--- Travail demandé ---
Recopiez mot pour mot le passage du texte sur l'indemnisation des victimes de l'amiante, de « Lettre de la » à « exposées à l’amiante. ».

--- Extrait du document ---
::::::

Lettre de la DAJ - Amiante : indemnisation des salariés victimes ou de leurs ayants droit

Par des décisions du 20 janvier 2023 rendues en Assemblée plénière, la Cour de Cassation élargit le périmètre d’indemnisation d’un accident du travail ou d’une maladie professionnelle en cas de faute inexcusable de l’employeur. Les victimes, comme leurs ayants droit, seront mieux indemnisés, notamment celles qui ont été exposées à l’amiante.

Par les décisions du 20 janvier 2022 (pourvois n° 21-23.947 et 20-23.673), la Cour de cassation décide que  les victimes de maladie professionnelle ou d’accident du travail ou leurs ayants droit peuvent prétendre à une indemnité complémentaire distincte de la rente prévue par le code de la sécurité sociale.

Deux salariés sont morts d’un cancer des poumons après avoir inhalé des poussières d’amiante dans le cadre de leur activité professionnelle. Le suivi de leur pathologie a été pris en charge par la caisse de sécurité sociale jusqu’au jour de leur décès. Après le décès de ces salariés, leurs ayants droit ont saisi les juridictions de la sécurité sociale (tribunal des affaires de sécurité sociale devenu en 2019 le pôle social du tribunal judiciaire). Dans chacune des deux affaires, les cours d’appel ont reconnu la faute inexcusable de l’employeur.

::::::

--- Données fournies ---
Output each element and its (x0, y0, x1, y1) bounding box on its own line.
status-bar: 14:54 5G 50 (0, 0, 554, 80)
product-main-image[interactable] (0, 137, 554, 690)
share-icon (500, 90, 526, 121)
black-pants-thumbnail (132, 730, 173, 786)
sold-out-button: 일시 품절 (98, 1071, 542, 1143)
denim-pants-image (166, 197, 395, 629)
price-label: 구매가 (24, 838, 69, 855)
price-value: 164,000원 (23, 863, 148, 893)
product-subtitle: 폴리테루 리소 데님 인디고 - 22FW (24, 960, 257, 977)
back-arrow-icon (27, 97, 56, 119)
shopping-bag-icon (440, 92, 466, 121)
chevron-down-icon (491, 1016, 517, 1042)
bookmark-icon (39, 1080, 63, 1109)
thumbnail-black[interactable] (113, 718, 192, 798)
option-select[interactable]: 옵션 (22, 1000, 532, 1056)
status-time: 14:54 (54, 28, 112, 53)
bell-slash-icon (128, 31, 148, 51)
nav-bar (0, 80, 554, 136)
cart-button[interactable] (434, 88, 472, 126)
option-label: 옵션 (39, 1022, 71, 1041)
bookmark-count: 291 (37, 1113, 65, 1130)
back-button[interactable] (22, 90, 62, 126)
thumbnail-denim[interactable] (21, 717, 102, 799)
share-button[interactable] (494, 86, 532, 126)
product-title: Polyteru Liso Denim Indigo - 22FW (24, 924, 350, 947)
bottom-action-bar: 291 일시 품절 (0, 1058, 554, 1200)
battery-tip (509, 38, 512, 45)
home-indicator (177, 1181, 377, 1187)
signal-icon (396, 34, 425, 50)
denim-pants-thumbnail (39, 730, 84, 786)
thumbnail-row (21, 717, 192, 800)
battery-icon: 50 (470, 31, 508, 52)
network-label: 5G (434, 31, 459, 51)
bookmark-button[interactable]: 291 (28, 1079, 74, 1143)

::::::

--- Corrigé proposé ---
Lettre de la DAJ - Amiante : indemnisation des salariés victimes ou de leurs ayants droit

Par des décisions du 20 janvier 2023 rendues en Assemblée plénière, la Cour de Cassation élargit le périmètre d’indemnisation d’un accident du travail ou d’une maladie professionnelle en cas de faute inexcusable de l’employeur. Les victimes, comme leurs ayants droit, seront mieux indemnisés, notamment celles qui ont été exposées à l’amiante.